--- GIVEN INSTRUCTION ---
Copy out all lines in the data below containing the string "JSON".

--- RECORDS FOR THE TASK ---

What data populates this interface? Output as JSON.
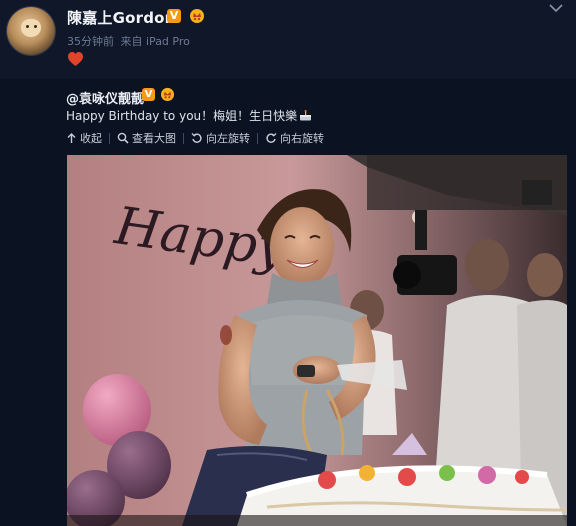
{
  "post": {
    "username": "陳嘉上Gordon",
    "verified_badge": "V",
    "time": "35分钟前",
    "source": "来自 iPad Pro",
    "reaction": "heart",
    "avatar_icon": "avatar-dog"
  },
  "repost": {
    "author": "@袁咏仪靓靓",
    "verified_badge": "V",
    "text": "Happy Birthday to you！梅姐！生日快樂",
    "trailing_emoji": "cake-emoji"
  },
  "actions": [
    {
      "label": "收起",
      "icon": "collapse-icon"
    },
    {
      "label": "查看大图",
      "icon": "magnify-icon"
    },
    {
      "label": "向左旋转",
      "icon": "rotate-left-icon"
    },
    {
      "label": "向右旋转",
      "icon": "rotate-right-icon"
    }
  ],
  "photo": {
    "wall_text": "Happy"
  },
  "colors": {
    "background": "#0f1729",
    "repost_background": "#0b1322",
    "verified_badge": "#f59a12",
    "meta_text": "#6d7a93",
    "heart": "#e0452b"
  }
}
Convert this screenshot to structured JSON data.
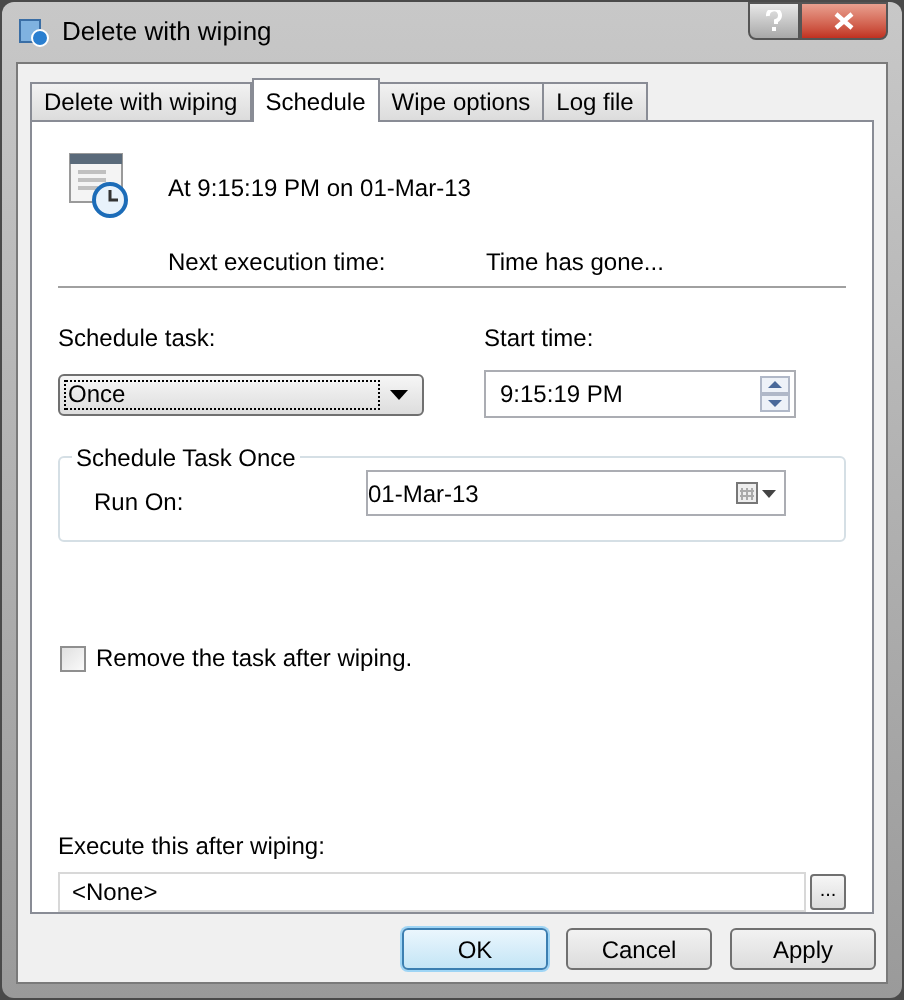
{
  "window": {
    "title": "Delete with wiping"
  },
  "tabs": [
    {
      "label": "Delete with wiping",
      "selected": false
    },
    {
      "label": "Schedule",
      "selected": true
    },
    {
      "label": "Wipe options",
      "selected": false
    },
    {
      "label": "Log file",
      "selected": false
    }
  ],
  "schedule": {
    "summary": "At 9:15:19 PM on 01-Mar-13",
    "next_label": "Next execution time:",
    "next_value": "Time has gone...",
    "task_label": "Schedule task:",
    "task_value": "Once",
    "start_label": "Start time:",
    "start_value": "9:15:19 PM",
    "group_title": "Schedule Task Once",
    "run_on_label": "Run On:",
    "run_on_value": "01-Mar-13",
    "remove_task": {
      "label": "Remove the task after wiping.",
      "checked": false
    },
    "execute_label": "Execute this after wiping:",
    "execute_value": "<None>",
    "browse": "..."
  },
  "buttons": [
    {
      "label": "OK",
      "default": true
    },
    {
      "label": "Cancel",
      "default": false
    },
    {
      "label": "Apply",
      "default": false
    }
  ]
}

--- COMPLETED EXERCISE ---
What data populates this interface? Output as JSON.
Convert this screenshot to structured JSON data.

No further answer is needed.